--- GIVEN INSTRUCTION ---
Omit the images, then print each record below exactly as it reads.

[Saved data entries]
..........

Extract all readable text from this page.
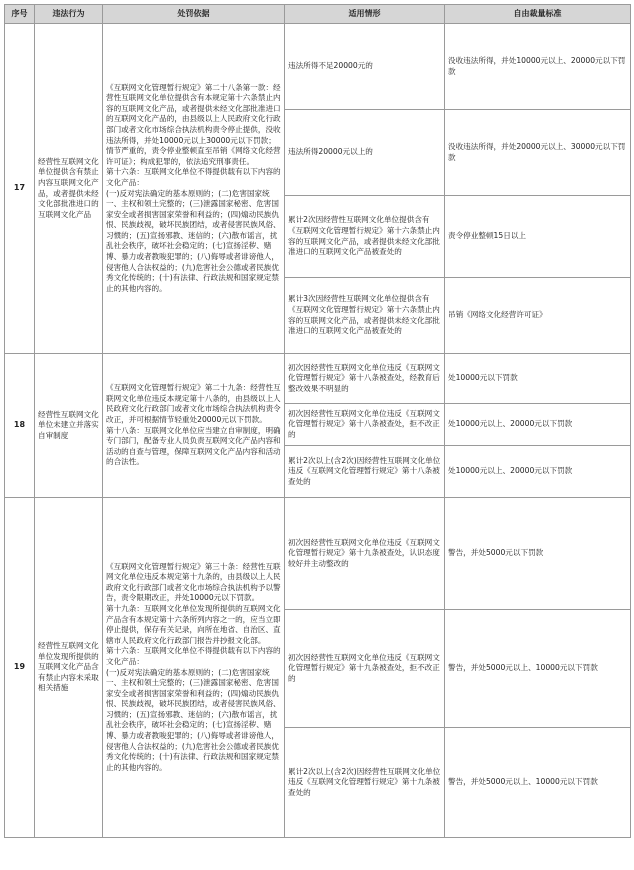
序号	违法行为	处罚依据	适用情形	自由裁量标准
17	经营性互联网文化单位提供含有禁止内容互联网文化产品，或者提供未经文化部批准进口的互联网文化产品	《互联网文化管理暂行规定》第二十八条第一款：经营性互联网文化单位提供含有本规定第十六条禁止内容的互联网文化产品，或者提供未经文化部批准进口的互联网文化产品的，由县级以上人民政府文化行政部门或者文化市场综合执法机构责令停止提供，没收违法所得，并处10000元以上30000元以下罚款；情节严重的，责令停业整顿直至吊销《网络文化经营许可证》；构成犯罪的，依法追究刑事责任。

第十六条：互联网文化单位不得提供载有以下内容的文化产品：

(一)反对宪法确定的基本原则的；(二)危害国家统一、主权和领土完整的；(三)泄露国家秘密、危害国家安全或者损害国家荣誉和利益的；(四)煽动民族仇恨、民族歧视，破坏民族团结，或者侵害民族风俗、习惯的；(五)宣扬邪教、迷信的；(六)散布谣言，扰乱社会秩序，破坏社会稳定的；(七)宣扬淫秽、赌博、暴力或者教唆犯罪的；(八)侮辱或者诽谤他人，侵害他人合法权益的；(九)危害社会公德或者民族优秀文化传统的；(十)有法律、行政法规和国家规定禁止的其他内容的。	违法所得不足20000元的	没收违法所得，并处10000元以上、20000元以下罚款
			违法所得20000元以上的	没收违法所得，并处20000元以上、30000元以下罚款
			累计2次因经营性互联网文化单位提供含有《互联网文化管理暂行规定》第十六条禁止内容的互联网文化产品，或者提供未经文化部批准进口的互联网文化产品被查处的	责令停业整顿15日以上
			累计3次因经营性互联网文化单位提供含有《互联网文化管理暂行规定》第十六条禁止内容的互联网文化产品，或者提供未经文化部批准进口的互联网文化产品被查处的	吊销《网络文化经营许可证》
18	经营性互联网文化单位未建立并落实自审制度	《互联网文化管理暂行规定》第二十九条：经营性互联网文化单位违反本规定第十八条的，由县级以上人民政府文化行政部门或者文化市场综合执法机构责令改正，并可根据情节轻重处20000元以下罚款。

第十八条：互联网文化单位应当建立自审制度，明确专门部门，配备专业人员负责互联网文化产品内容和活动的自查与管理，保障互联网文化产品内容和活动的合法性。	初次因经营性互联网文化单位违反《互联网文化管理暂行规定》第十八条被查处，经教育后整改效果不明显的	处10000元以下罚款
			初次因经营性互联网文化单位违反《互联网文化管理暂行规定》第十八条被查处，拒不改正的	处10000元以上、20000元以下罚款
			累计2次以上(含2次)因经营性互联网文化单位违反《互联网文化管理暂行规定》第十八条被查处的	处10000元以上、20000元以下罚款
19	经营性互联网文化单位发现所提供的互联网文化产品含有禁止内容未采取相关措施	《互联网文化管理暂行规定》第三十条：经营性互联网文化单位违反本规定第十九条的，由县级以上人民政府文化行政部门或者文化市场综合执法机构予以警告，责令限期改正，并处10000元以下罚款。

第十九条：互联网文化单位发现所提供的互联网文化产品含有本规定第十六条所列内容之一的，应当立即停止提供，保存有关记录，向所在地省、自治区、直辖市人民政府文化行政部门报告并抄报文化部。

第十六条：互联网文化单位不得提供载有以下内容的文化产品：

(一)反对宪法确定的基本原则的；(二)危害国家统一、主权和领土完整的；(三)泄露国家秘密、危害国家安全或者损害国家荣誉和利益的；(四)煽动民族仇恨、民族歧视，破坏民族团结，或者侵害民族风俗、习惯的；(五)宣扬邪教、迷信的；(六)散布谣言，扰乱社会秩序，破坏社会稳定的；(七)宣扬淫秽、赌博、暴力或者教唆犯罪的；(八)侮辱或者诽谤他人，侵害他人合法权益的；(九)危害社会公德或者民族优秀文化传统的；(十)有法律、行政法规和国家规定禁止的其他内容的。	初次因经营性互联网文化单位违反《互联网文化管理暂行规定》第十九条被查处，认识态度较好并主动整改的	警告，并处5000元以下罚款
			初次因经营性互联网文化单位违反《互联网文化管理暂行规定》第十九条被查处，拒不改正的	警告，并处5000元以上、10000元以下罚款
			累计2次以上(含2次)因经营性互联网文化单位违反《互联网文化管理暂行规定》第十九条被查处的	警告，并处5000元以上、10000元以下罚款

..........

--- TASK OUTPUT ---
Extract all readable text from this page.
序号	违法行为	处罚依据	适用情形	自由裁量标准
17	经营性互联网文化单位提供含有禁止内容互联网文化产品，或者提供未经文化部批准进口的互联网文化产品	《互联网文化管理暂行规定》第二十八条第一款：经营性互联网文化单位提供含有本规定第十六条禁止内容的互联网文化产品，或者提供未经文化部批准进口的互联网文化产品的，由县级以上人民政府文化行政部门或者文化市场综合执法机构责令停止提供，没收违法所得，并处10000元以上30000元以下罚款；情节严重的，责令停业整顿直至吊销《网络文化经营许可证》；构成犯罪的，依法追究刑事责任。

第十六条：互联网文化单位不得提供载有以下内容的文化产品：

(一)反对宪法确定的基本原则的；(二)危害国家统一、主权和领土完整的；(三)泄露国家秘密、危害国家安全或者损害国家荣誉和利益的；(四)煽动民族仇恨、民族歧视，破坏民族团结，或者侵害民族风俗、习惯的；(五)宣扬邪教、迷信的；(六)散布谣言，扰乱社会秩序，破坏社会稳定的；(七)宣扬淫秽、赌博、暴力或者教唆犯罪的；(八)侮辱或者诽谤他人，侵害他人合法权益的；(九)危害社会公德或者民族优秀文化传统的；(十)有法律、行政法规和国家规定禁止的其他内容的。	违法所得不足20000元的	没收违法所得，并处10000元以上、20000元以下罚款
			违法所得20000元以上的	没收违法所得，并处20000元以上、30000元以下罚款
			累计2次因经营性互联网文化单位提供含有《互联网文化管理暂行规定》第十六条禁止内容的互联网文化产品，或者提供未经文化部批准进口的互联网文化产品被查处的	责令停业整顿15日以上
			累计3次因经营性互联网文化单位提供含有《互联网文化管理暂行规定》第十六条禁止内容的互联网文化产品，或者提供未经文化部批准进口的互联网文化产品被查处的	吊销《网络文化经营许可证》
18	经营性互联网文化单位未建立并落实自审制度	《互联网文化管理暂行规定》第二十九条：经营性互联网文化单位违反本规定第十八条的，由县级以上人民政府文化行政部门或者文化市场综合执法机构责令改正，并可根据情节轻重处20000元以下罚款。

第十八条：互联网文化单位应当建立自审制度，明确专门部门，配备专业人员负责互联网文化产品内容和活动的自查与管理，保障互联网文化产品内容和活动的合法性。	初次因经营性互联网文化单位违反《互联网文化管理暂行规定》第十八条被查处，经教育后整改效果不明显的	处10000元以下罚款
			初次因经营性互联网文化单位违反《互联网文化管理暂行规定》第十八条被查处，拒不改正的	处10000元以上、20000元以下罚款
			累计2次以上(含2次)因经营性互联网文化单位违反《互联网文化管理暂行规定》第十八条被查处的	处10000元以上、20000元以下罚款
19	经营性互联网文化单位发现所提供的互联网文化产品含有禁止内容未采取相关措施	《互联网文化管理暂行规定》第三十条：经营性互联网文化单位违反本规定第十九条的，由县级以上人民政府文化行政部门或者文化市场综合执法机构予以警告，责令限期改正，并处10000元以下罚款。

第十九条：互联网文化单位发现所提供的互联网文化产品含有本规定第十六条所列内容之一的，应当立即停止提供，保存有关记录，向所在地省、自治区、直辖市人民政府文化行政部门报告并抄报文化部。

第十六条：互联网文化单位不得提供载有以下内容的文化产品：

(一)反对宪法确定的基本原则的；(二)危害国家统一、主权和领土完整的；(三)泄露国家秘密、危害国家安全或者损害国家荣誉和利益的；(四)煽动民族仇恨、民族歧视，破坏民族团结，或者侵害民族风俗、习惯的；(五)宣扬邪教、迷信的；(六)散布谣言，扰乱社会秩序，破坏社会稳定的；(七)宣扬淫秽、赌博、暴力或者教唆犯罪的；(八)侮辱或者诽谤他人，侵害他人合法权益的；(九)危害社会公德或者民族优秀文化传统的；(十)有法律、行政法规和国家规定禁止的其他内容的。	初次因经营性互联网文化单位违反《互联网文化管理暂行规定》第十九条被查处，认识态度较好并主动整改的	警告，并处5000元以下罚款
			初次因经营性互联网文化单位违反《互联网文化管理暂行规定》第十九条被查处，拒不改正的	警告，并处5000元以上、10000元以下罚款
			累计2次以上(含2次)因经营性互联网文化单位违反《互联网文化管理暂行规定》第十九条被查处的	警告，并处5000元以上、10000元以下罚款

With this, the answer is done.